• _Data entries_
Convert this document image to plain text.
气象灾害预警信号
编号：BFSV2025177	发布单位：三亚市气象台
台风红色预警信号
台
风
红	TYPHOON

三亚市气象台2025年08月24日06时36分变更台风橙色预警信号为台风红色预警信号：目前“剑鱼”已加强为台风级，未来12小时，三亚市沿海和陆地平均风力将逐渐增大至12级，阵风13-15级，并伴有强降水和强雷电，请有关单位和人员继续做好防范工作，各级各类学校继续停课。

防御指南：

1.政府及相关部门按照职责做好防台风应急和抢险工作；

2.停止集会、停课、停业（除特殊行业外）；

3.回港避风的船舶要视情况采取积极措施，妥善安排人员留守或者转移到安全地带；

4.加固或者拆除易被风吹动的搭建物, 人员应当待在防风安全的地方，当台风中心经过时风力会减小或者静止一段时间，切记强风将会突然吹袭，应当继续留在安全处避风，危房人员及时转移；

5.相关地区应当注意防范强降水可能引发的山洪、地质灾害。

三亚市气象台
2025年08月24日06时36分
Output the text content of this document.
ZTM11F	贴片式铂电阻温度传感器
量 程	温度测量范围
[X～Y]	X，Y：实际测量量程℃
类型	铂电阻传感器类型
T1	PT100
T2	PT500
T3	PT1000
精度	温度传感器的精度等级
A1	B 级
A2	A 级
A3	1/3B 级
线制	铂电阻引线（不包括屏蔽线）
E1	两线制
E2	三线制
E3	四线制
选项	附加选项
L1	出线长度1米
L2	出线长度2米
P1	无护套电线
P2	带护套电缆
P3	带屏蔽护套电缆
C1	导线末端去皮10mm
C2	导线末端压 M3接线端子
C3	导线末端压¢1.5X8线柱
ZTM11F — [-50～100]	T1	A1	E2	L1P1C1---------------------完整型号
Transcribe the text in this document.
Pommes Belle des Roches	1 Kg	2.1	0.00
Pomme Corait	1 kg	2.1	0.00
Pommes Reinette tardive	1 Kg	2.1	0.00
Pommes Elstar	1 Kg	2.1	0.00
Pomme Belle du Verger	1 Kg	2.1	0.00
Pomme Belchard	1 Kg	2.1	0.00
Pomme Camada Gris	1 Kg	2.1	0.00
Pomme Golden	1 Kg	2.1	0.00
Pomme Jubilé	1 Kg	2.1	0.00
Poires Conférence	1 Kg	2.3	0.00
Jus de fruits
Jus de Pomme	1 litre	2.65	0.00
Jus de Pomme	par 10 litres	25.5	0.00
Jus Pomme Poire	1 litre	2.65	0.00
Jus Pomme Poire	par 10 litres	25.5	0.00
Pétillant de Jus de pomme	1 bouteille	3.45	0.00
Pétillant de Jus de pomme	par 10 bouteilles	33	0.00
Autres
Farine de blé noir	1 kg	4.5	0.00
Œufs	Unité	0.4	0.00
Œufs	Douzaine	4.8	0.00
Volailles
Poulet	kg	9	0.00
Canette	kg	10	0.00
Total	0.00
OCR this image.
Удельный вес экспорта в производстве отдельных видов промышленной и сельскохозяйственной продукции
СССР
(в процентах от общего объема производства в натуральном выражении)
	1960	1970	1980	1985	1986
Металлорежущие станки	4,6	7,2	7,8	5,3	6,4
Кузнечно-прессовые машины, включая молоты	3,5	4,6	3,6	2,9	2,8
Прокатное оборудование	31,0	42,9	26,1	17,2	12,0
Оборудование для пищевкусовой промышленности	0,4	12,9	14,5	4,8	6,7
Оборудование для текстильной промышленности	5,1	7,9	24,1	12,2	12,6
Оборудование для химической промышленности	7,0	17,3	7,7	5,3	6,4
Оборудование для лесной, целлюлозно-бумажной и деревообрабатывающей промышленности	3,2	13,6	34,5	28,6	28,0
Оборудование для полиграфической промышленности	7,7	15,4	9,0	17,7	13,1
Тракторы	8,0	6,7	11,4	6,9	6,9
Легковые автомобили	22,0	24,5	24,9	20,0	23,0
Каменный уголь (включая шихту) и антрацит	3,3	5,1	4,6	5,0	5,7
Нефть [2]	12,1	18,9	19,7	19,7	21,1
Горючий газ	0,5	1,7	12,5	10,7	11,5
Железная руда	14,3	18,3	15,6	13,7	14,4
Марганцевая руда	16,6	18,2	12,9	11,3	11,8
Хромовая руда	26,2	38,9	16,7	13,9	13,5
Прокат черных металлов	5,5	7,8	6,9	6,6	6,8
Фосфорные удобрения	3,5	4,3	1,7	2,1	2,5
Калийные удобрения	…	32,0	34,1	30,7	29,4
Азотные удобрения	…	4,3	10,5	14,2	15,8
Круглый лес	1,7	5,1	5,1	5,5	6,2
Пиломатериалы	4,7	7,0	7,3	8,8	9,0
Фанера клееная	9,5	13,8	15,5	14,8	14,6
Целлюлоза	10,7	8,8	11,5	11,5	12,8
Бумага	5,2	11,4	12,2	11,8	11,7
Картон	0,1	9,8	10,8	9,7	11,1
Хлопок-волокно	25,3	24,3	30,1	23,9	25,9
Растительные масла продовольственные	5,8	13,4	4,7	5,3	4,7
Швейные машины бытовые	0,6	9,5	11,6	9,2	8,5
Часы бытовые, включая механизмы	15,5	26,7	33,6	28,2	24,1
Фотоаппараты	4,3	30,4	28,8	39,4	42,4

• _Task prompt_
Look through the material above and work out how many of its lines contain "бытовые". State the number only.

• _Reply to the task_
2